• PAGE
■ ■ ■ ■

Looking at the map of Parco Sempione earlier in this article, the reader can see the Arena Civica on the right-hand side of this huge park. It was built as a multi-purpose stadium in 1807. In the 19th century it was used for events such as Buffalo Bill’s Wild West Show as well as Roman style naval battles. It was also the site of the world’s first female parachutist in 1824 dropping into the arena from her balloon supported gondola. (Image to the right). Today it is mainly used for football matches but in the past it has hosted many famous world singing stars such as Joe Cocker, Lou Reed, Ringo Starr, Rod Stewart etc.

We were able to enter the arena and go for a walk around its grounds before heading out again towards the next major landmark in Parco Sempione, Arco della Pace (the Arch of Peace). It is a triumphal arch began in 1807 in Milan when the city was under the control of Napoleon’s troops. This arch was not the first for Milan, the Romans had built a triumphal gate into the walls surrounding Milan which was eventually incorporated into Castle Sforza. Construction of this gate began under Napoleonic rule but was stopped when Napoleon was defeated at Waterloo and Austria took control of Italy for the next half a century. The gate’s construction started again under Austrian Rule but was not completed until 1838. This gate was the scene of tumultuous events towards the end of Austrian rule when the Austrian army escaped the city after the city rebelled in 1848 and was also where a French army entered the city in 1859 led by Napoleon III.

■ ■ ■ ■

• COLLECTED MATERIAL
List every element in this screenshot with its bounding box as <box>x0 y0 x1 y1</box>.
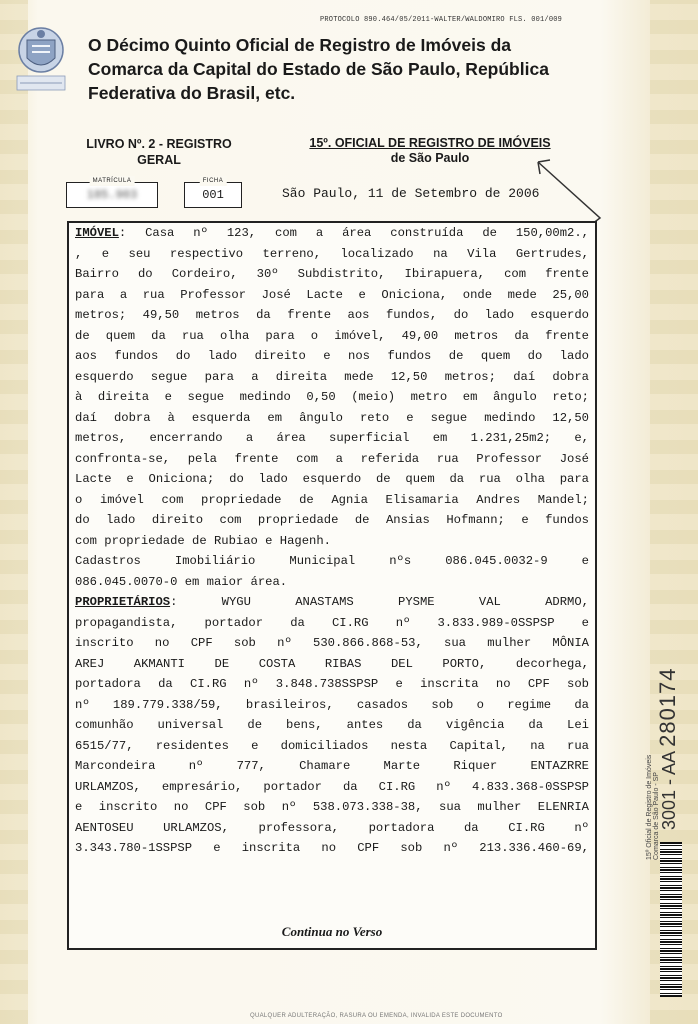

■ ■ ■ ■

• PROBLEM DESCRIPTION
In the Parco Sempione passage, in what year was the Arena Civica built as a multi-purpose stadium?

• RIGHT ANSWER
1807